Work to be completed:
Drop the images; return everything else in the listing below exactly.

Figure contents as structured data
-*-*-

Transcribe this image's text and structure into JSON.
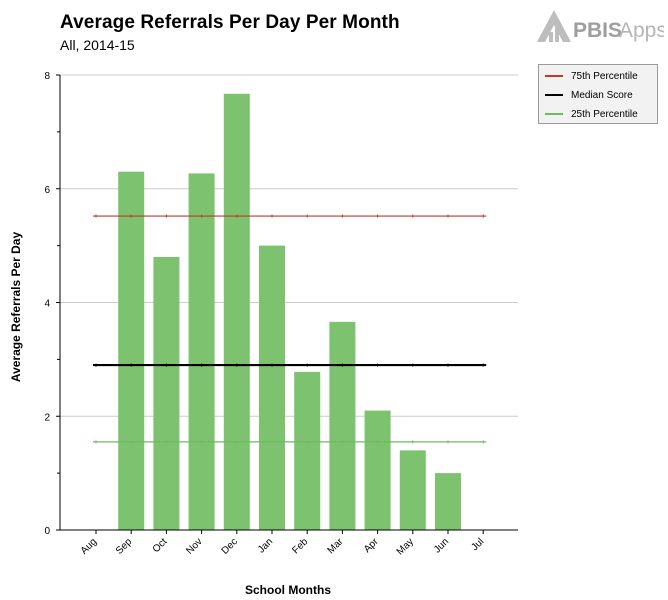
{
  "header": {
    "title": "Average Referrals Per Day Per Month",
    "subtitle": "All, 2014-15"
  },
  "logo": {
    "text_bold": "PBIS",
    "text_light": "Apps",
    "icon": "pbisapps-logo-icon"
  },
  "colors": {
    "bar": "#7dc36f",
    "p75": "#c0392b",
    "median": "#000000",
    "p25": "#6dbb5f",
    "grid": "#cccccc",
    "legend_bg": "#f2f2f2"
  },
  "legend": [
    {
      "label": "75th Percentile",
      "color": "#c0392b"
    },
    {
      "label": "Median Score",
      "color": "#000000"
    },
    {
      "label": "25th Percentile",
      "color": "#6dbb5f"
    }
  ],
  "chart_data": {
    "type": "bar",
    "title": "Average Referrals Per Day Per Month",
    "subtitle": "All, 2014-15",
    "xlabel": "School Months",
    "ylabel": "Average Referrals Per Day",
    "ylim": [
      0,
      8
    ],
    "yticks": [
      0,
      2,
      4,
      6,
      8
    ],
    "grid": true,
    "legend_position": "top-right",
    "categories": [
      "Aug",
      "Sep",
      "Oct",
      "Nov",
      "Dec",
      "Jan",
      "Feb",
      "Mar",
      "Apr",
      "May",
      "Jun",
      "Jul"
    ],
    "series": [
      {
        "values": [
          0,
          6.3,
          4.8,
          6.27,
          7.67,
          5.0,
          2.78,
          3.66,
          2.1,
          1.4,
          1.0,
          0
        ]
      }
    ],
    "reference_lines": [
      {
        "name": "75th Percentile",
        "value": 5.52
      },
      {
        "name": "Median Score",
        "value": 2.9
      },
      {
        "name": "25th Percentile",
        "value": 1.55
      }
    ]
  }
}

-*-*-

The result:
Transcribe this image's text and structure into JSON.
{
  "header": {
    "title": "Average Referrals Per Day Per Month",
    "subtitle": "All, 2014-15"
  },
  "logo": {
    "text_bold": "PBIS",
    "text_light": "Apps",
    "icon": "pbisapps-logo-icon"
  },
  "colors": {
    "bar": "#7dc36f",
    "p75": "#c0392b",
    "median": "#000000",
    "p25": "#6dbb5f",
    "grid": "#cccccc",
    "legend_bg": "#f2f2f2"
  },
  "legend": [
    {
      "label": "75th Percentile",
      "color": "#c0392b"
    },
    {
      "label": "Median Score",
      "color": "#000000"
    },
    {
      "label": "25th Percentile",
      "color": "#6dbb5f"
    }
  ],
  "chart_data": {
    "type": "bar",
    "title": "Average Referrals Per Day Per Month",
    "subtitle": "All, 2014-15",
    "xlabel": "School Months",
    "ylabel": "Average Referrals Per Day",
    "ylim": [
      0,
      8
    ],
    "yticks": [
      0,
      2,
      4,
      6,
      8
    ],
    "grid": true,
    "legend_position": "top-right",
    "categories": [
      "Aug",
      "Sep",
      "Oct",
      "Nov",
      "Dec",
      "Jan",
      "Feb",
      "Mar",
      "Apr",
      "May",
      "Jun",
      "Jul"
    ],
    "series": [
      {
        "values": [
          0,
          6.3,
          4.8,
          6.27,
          7.67,
          5.0,
          2.78,
          3.66,
          2.1,
          1.4,
          1.0,
          0
        ]
      }
    ],
    "reference_lines": [
      {
        "name": "75th Percentile",
        "value": 5.52
      },
      {
        "name": "Median Score",
        "value": 2.9
      },
      {
        "name": "25th Percentile",
        "value": 1.55
      }
    ]
  }
}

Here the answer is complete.